Data excerpts:
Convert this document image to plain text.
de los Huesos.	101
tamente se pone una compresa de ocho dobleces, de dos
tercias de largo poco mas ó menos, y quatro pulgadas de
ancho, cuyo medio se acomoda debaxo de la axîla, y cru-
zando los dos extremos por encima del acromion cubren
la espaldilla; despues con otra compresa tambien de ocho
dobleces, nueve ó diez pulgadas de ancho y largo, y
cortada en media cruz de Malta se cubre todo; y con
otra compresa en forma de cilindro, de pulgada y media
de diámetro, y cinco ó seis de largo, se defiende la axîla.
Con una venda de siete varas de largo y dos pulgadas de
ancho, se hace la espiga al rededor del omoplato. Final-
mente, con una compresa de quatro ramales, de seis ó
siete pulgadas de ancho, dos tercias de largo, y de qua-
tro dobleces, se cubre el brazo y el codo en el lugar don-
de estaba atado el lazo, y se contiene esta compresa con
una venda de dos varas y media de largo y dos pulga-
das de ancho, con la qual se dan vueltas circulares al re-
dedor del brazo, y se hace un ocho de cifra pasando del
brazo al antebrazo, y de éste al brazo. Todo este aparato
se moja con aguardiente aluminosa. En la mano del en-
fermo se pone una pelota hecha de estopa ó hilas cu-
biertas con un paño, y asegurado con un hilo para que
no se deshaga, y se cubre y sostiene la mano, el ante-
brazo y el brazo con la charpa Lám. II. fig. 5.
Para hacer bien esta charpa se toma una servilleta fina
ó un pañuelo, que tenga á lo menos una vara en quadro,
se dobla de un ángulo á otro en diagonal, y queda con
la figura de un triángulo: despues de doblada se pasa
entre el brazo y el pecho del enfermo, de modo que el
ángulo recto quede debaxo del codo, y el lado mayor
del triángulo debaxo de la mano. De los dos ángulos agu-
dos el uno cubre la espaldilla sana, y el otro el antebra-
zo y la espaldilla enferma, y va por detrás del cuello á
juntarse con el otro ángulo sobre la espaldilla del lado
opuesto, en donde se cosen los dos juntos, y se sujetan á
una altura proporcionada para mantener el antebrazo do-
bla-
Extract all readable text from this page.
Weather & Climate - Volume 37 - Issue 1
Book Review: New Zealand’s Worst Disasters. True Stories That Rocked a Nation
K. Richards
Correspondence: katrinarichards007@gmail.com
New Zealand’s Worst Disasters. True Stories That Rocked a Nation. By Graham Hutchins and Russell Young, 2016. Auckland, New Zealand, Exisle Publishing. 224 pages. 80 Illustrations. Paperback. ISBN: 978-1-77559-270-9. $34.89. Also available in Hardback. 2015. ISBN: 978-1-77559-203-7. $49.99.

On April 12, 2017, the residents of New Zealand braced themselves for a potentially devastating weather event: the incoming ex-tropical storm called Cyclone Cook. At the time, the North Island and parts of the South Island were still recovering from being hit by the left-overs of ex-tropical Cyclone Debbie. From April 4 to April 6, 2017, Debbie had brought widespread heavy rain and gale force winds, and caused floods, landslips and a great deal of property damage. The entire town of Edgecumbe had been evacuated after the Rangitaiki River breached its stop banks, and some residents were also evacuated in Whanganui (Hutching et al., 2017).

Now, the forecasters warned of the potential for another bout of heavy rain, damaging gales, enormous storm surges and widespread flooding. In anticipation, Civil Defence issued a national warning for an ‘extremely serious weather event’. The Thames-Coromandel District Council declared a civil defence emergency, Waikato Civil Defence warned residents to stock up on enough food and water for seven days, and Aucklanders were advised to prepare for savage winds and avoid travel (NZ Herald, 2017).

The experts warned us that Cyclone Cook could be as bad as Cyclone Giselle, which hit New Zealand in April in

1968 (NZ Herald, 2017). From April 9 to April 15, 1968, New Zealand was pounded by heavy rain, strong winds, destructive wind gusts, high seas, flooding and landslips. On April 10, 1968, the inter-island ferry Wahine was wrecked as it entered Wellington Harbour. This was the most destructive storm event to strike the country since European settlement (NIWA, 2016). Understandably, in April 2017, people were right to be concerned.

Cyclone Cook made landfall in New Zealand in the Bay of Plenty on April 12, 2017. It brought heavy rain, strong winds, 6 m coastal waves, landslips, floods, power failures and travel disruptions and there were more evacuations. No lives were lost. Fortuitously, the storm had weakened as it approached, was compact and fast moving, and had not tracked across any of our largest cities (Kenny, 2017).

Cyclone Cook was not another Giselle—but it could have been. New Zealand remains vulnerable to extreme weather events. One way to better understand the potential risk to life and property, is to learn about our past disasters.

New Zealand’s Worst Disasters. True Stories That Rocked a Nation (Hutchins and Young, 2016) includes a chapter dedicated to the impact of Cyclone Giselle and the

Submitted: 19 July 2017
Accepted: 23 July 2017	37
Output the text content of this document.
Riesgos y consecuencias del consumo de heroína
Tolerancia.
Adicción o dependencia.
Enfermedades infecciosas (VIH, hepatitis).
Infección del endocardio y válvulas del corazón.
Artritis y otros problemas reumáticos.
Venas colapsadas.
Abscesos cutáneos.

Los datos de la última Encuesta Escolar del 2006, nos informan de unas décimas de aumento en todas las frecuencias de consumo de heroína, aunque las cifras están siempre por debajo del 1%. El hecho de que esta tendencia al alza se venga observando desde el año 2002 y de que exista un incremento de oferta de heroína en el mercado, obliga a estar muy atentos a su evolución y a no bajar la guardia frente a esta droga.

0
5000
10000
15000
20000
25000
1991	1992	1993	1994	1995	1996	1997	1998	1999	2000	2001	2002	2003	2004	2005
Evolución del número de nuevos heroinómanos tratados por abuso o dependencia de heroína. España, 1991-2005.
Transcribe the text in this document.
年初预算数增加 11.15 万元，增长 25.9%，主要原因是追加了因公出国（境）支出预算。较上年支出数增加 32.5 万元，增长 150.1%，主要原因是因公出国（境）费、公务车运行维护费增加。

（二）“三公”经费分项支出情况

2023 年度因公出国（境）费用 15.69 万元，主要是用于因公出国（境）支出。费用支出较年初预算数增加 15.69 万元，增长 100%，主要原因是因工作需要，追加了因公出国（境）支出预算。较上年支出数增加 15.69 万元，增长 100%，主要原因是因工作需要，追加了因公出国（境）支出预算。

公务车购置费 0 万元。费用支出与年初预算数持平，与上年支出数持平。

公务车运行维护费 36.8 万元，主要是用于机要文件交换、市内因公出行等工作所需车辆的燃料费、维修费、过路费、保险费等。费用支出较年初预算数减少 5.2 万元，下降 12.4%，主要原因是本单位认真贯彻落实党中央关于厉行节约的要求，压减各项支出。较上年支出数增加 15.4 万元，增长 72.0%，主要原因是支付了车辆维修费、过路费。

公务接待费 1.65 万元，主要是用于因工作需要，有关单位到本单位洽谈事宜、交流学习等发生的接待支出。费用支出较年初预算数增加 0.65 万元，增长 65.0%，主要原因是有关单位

Exercise requirements >> Copy every line exactly. Leave nothing out.

The completed task >>
Convert this document image to plain text.
de los Huesos.	101
tamente se pone una compresa de ocho dobleces, de dos
tercias de largo poco mas ó menos, y quatro pulgadas de
ancho, cuyo medio se acomoda debaxo de la axîla, y cru-
zando los dos extremos por encima del acromion cubren
la espaldilla; despues con otra compresa tambien de ocho
dobleces, nueve ó diez pulgadas de ancho y largo, y
cortada en media cruz de Malta se cubre todo; y con
otra compresa en forma de cilindro, de pulgada y media
de diámetro, y cinco ó seis de largo, se defiende la axîla.
Con una venda de siete varas de largo y dos pulgadas de
ancho, se hace la espiga al rededor del omoplato. Final-
mente, con una compresa de quatro ramales, de seis ó
siete pulgadas de ancho, dos tercias de largo, y de qua-
tro dobleces, se cubre el brazo y el codo en el lugar don-
de estaba atado el lazo, y se contiene esta compresa con
una venda de dos varas y media de largo y dos pulga-
das de ancho, con la qual se dan vueltas circulares al re-
dedor del brazo, y se hace un ocho de cifra pasando del
brazo al antebrazo, y de éste al brazo. Todo este aparato
se moja con aguardiente aluminosa. En la mano del en-
fermo se pone una pelota hecha de estopa ó hilas cu-
biertas con un paño, y asegurado con un hilo para que
no se deshaga, y se cubre y sostiene la mano, el ante-
brazo y el brazo con la charpa Lám. II. fig. 5.
Para hacer bien esta charpa se toma una servilleta fina
ó un pañuelo, que tenga á lo menos una vara en quadro,
se dobla de un ángulo á otro en diagonal, y queda con
la figura de un triángulo: despues de doblada se pasa
entre el brazo y el pecho del enfermo, de modo que el
ángulo recto quede debaxo del codo, y el lado mayor
del triángulo debaxo de la mano. De los dos ángulos agu-
dos el uno cubre la espaldilla sana, y el otro el antebra-
zo y la espaldilla enferma, y va por detrás del cuello á
juntarse con el otro ángulo sobre la espaldilla del lado
opuesto, en donde se cosen los dos juntos, y se sujetan á
una altura proporcionada para mantener el antebrazo do-
bla-
Extract all readable text from this page.
Weather & Climate - Volume 37 - Issue 1
Book Review: New Zealand’s Worst Disasters. True Stories That Rocked a Nation
K. Richards
Correspondence: katrinarichards007@gmail.com
New Zealand’s Worst Disasters. True Stories That Rocked a Nation. By Graham Hutchins and Russell Young, 2016. Auckland, New Zealand, Exisle Publishing. 224 pages. 80 Illustrations. Paperback. ISBN: 978-1-77559-270-9. $34.89. Also available in Hardback. 2015. ISBN: 978-1-77559-203-7. $49.99.

On April 12, 2017, the residents of New Zealand braced themselves for a potentially devastating weather event: the incoming ex-tropical storm called Cyclone Cook. At the time, the North Island and parts of the South Island were still recovering from being hit by the left-overs of ex-tropical Cyclone Debbie. From April 4 to April 6, 2017, Debbie had brought widespread heavy rain and gale force winds, and caused floods, landslips and a great deal of property damage. The entire town of Edgecumbe had been evacuated after the Rangitaiki River breached its stop banks, and some residents were also evacuated in Whanganui (Hutching et al., 2017).

Now, the forecasters warned of the potential for another bout of heavy rain, damaging gales, enormous storm surges and widespread flooding. In anticipation, Civil Defence issued a national warning for an ‘extremely serious weather event’. The Thames-Coromandel District Council declared a civil defence emergency, Waikato Civil Defence warned residents to stock up on enough food and water for seven days, and Aucklanders were advised to prepare for savage winds and avoid travel (NZ Herald, 2017).

The experts warned us that Cyclone Cook could be as bad as Cyclone Giselle, which hit New Zealand in April in

1968 (NZ Herald, 2017). From April 9 to April 15, 1968, New Zealand was pounded by heavy rain, strong winds, destructive wind gusts, high seas, flooding and landslips. On April 10, 1968, the inter-island ferry Wahine was wrecked as it entered Wellington Harbour. This was the most destructive storm event to strike the country since European settlement (NIWA, 2016). Understandably, in April 2017, people were right to be concerned.

Cyclone Cook made landfall in New Zealand in the Bay of Plenty on April 12, 2017. It brought heavy rain, strong winds, 6 m coastal waves, landslips, floods, power failures and travel disruptions and there were more evacuations. No lives were lost. Fortuitously, the storm had weakened as it approached, was compact and fast moving, and had not tracked across any of our largest cities (Kenny, 2017).

Cyclone Cook was not another Giselle—but it could have been. New Zealand remains vulnerable to extreme weather events. One way to better understand the potential risk to life and property, is to learn about our past disasters.

New Zealand’s Worst Disasters. True Stories That Rocked a Nation (Hutchins and Young, 2016) includes a chapter dedicated to the impact of Cyclone Giselle and the

Submitted: 19 July 2017
Accepted: 23 July 2017	37
Output the text content of this document.
Riesgos y consecuencias del consumo de heroína
Tolerancia.
Adicción o dependencia.
Enfermedades infecciosas (VIH, hepatitis).
Infección del endocardio y válvulas del corazón.
Artritis y otros problemas reumáticos.
Venas colapsadas.
Abscesos cutáneos.

Los datos de la última Encuesta Escolar del 2006, nos informan de unas décimas de aumento en todas las frecuencias de consumo de heroína, aunque las cifras están siempre por debajo del 1%. El hecho de que esta tendencia al alza se venga observando desde el año 2002 y de que exista un incremento de oferta de heroína en el mercado, obliga a estar muy atentos a su evolución y a no bajar la guardia frente a esta droga.

0
5000
10000
15000
20000
25000
1991	1992	1993	1994	1995	1996	1997	1998	1999	2000	2001	2002	2003	2004	2005
Evolución del número de nuevos heroinómanos tratados por abuso o dependencia de heroína. España, 1991-2005.
Transcribe the text in this document.
年初预算数增加 11.15 万元，增长 25.9%，主要原因是追加了因公出国（境）支出预算。较上年支出数增加 32.5 万元，增长 150.1%，主要原因是因公出国（境）费、公务车运行维护费增加。

（二）“三公”经费分项支出情况

2023 年度因公出国（境）费用 15.69 万元，主要是用于因公出国（境）支出。费用支出较年初预算数增加 15.69 万元，增长 100%，主要原因是因工作需要，追加了因公出国（境）支出预算。较上年支出数增加 15.69 万元，增长 100%，主要原因是因工作需要，追加了因公出国（境）支出预算。

公务车购置费 0 万元。费用支出与年初预算数持平，与上年支出数持平。

公务车运行维护费 36.8 万元，主要是用于机要文件交换、市内因公出行等工作所需车辆的燃料费、维修费、过路费、保险费等。费用支出较年初预算数减少 5.2 万元，下降 12.4%，主要原因是本单位认真贯彻落实党中央关于厉行节约的要求，压减各项支出。较上年支出数增加 15.4 万元，增长 72.0%，主要原因是支付了车辆维修费、过路费。

公务接待费 1.65 万元，主要是用于因工作需要，有关单位到本单位洽谈事宜、交流学习等发生的接待支出。费用支出较年初预算数增加 0.65 万元，增长 65.0%，主要原因是有关单位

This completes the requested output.